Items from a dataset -
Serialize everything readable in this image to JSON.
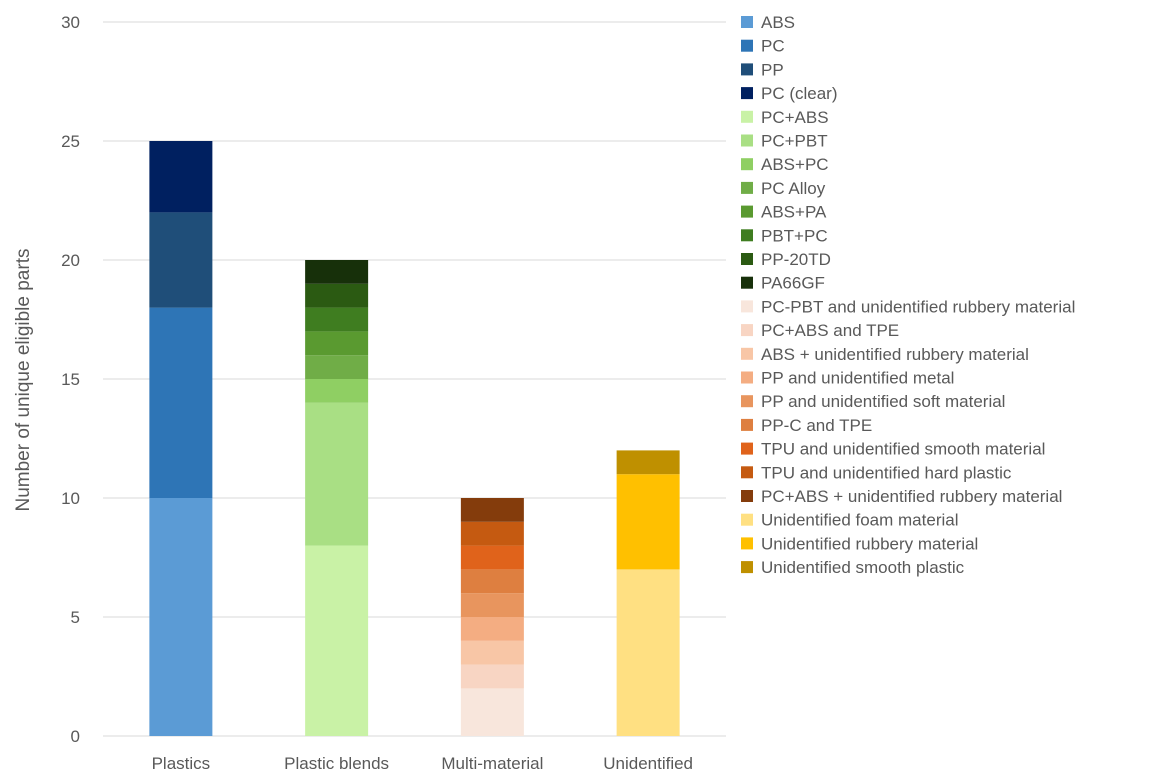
{
  "chart_data": {
    "type": "bar",
    "stacked": true,
    "title": "",
    "xlabel": "",
    "ylabel": "Number of unique eligible parts",
    "ylim": [
      0,
      30
    ],
    "yticks": [
      0,
      5,
      10,
      15,
      20,
      25,
      30
    ],
    "grid": true,
    "legend_position": "right",
    "categories": [
      "Plastics",
      "Plastic blends",
      "Multi-material",
      "Unidentified"
    ],
    "series": [
      {
        "name": "ABS",
        "color": "#5b9bd5",
        "values": [
          10,
          0,
          0,
          0
        ]
      },
      {
        "name": "PC",
        "color": "#2e75b6",
        "values": [
          8,
          0,
          0,
          0
        ]
      },
      {
        "name": "PP",
        "color": "#1f4e79",
        "values": [
          4,
          0,
          0,
          0
        ]
      },
      {
        "name": "PC (clear)",
        "color": "#002060",
        "values": [
          3,
          0,
          0,
          0
        ]
      },
      {
        "name": "PC+ABS",
        "color": "#c9f2a6",
        "values": [
          0,
          8,
          0,
          0
        ]
      },
      {
        "name": "PC+PBT",
        "color": "#a9df84",
        "values": [
          0,
          6,
          0,
          0
        ]
      },
      {
        "name": "ABS+PC",
        "color": "#8fcf63",
        "values": [
          0,
          1,
          0,
          0
        ]
      },
      {
        "name": "PC Alloy",
        "color": "#70ad47",
        "values": [
          0,
          1,
          0,
          0
        ]
      },
      {
        "name": "ABS+PA",
        "color": "#5a9a30",
        "values": [
          0,
          1,
          0,
          0
        ]
      },
      {
        "name": "PBT+PC",
        "color": "#3f7d20",
        "values": [
          0,
          1,
          0,
          0
        ]
      },
      {
        "name": "PP-20TD",
        "color": "#2b5a12",
        "values": [
          0,
          1,
          0,
          0
        ]
      },
      {
        "name": "PA66GF",
        "color": "#17300a",
        "values": [
          0,
          1,
          0,
          0
        ]
      },
      {
        "name": "PC-PBT and unidentified rubbery material",
        "color": "#f8e6dc",
        "values": [
          0,
          0,
          2,
          0
        ]
      },
      {
        "name": "PC+ABS and TPE",
        "color": "#f8d5c3",
        "values": [
          0,
          0,
          1,
          0
        ]
      },
      {
        "name": "ABS + unidentified rubbery material",
        "color": "#f8c6a6",
        "values": [
          0,
          0,
          1,
          0
        ]
      },
      {
        "name": "PP and unidentified metal",
        "color": "#f4ad82",
        "values": [
          0,
          0,
          1,
          0
        ]
      },
      {
        "name": "PP and unidentified soft material",
        "color": "#e8955e",
        "values": [
          0,
          0,
          1,
          0
        ]
      },
      {
        "name": "PP-C and TPE",
        "color": "#de7f40",
        "values": [
          0,
          0,
          1,
          0
        ]
      },
      {
        "name": "TPU and unidentified smooth material",
        "color": "#e0631b",
        "values": [
          0,
          0,
          1,
          0
        ]
      },
      {
        "name": "TPU and unidentified hard plastic",
        "color": "#c55a11",
        "values": [
          0,
          0,
          1,
          0
        ]
      },
      {
        "name": "PC+ABS + unidentified rubbery material",
        "color": "#843c0c",
        "values": [
          0,
          0,
          1,
          0
        ]
      },
      {
        "name": "Unidentified foam material",
        "color": "#ffe082",
        "values": [
          0,
          0,
          0,
          7
        ]
      },
      {
        "name": "Unidentified rubbery material",
        "color": "#ffc000",
        "values": [
          0,
          0,
          0,
          4
        ]
      },
      {
        "name": "Unidentified smooth plastic",
        "color": "#bf9000",
        "values": [
          0,
          0,
          0,
          1
        ]
      }
    ],
    "gridline_color": "#d9d9d9"
  }
}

Task to complete -
Identify the lines that hold the word "rubbery". Copy every one of them.

Written answer -
        "name": "PC-PBT and unidentified rubbery material",
        "name": "ABS + unidentified rubbery material",
        "name": "PC+ABS + unidentified rubbery material",
        "name": "Unidentified rubbery material",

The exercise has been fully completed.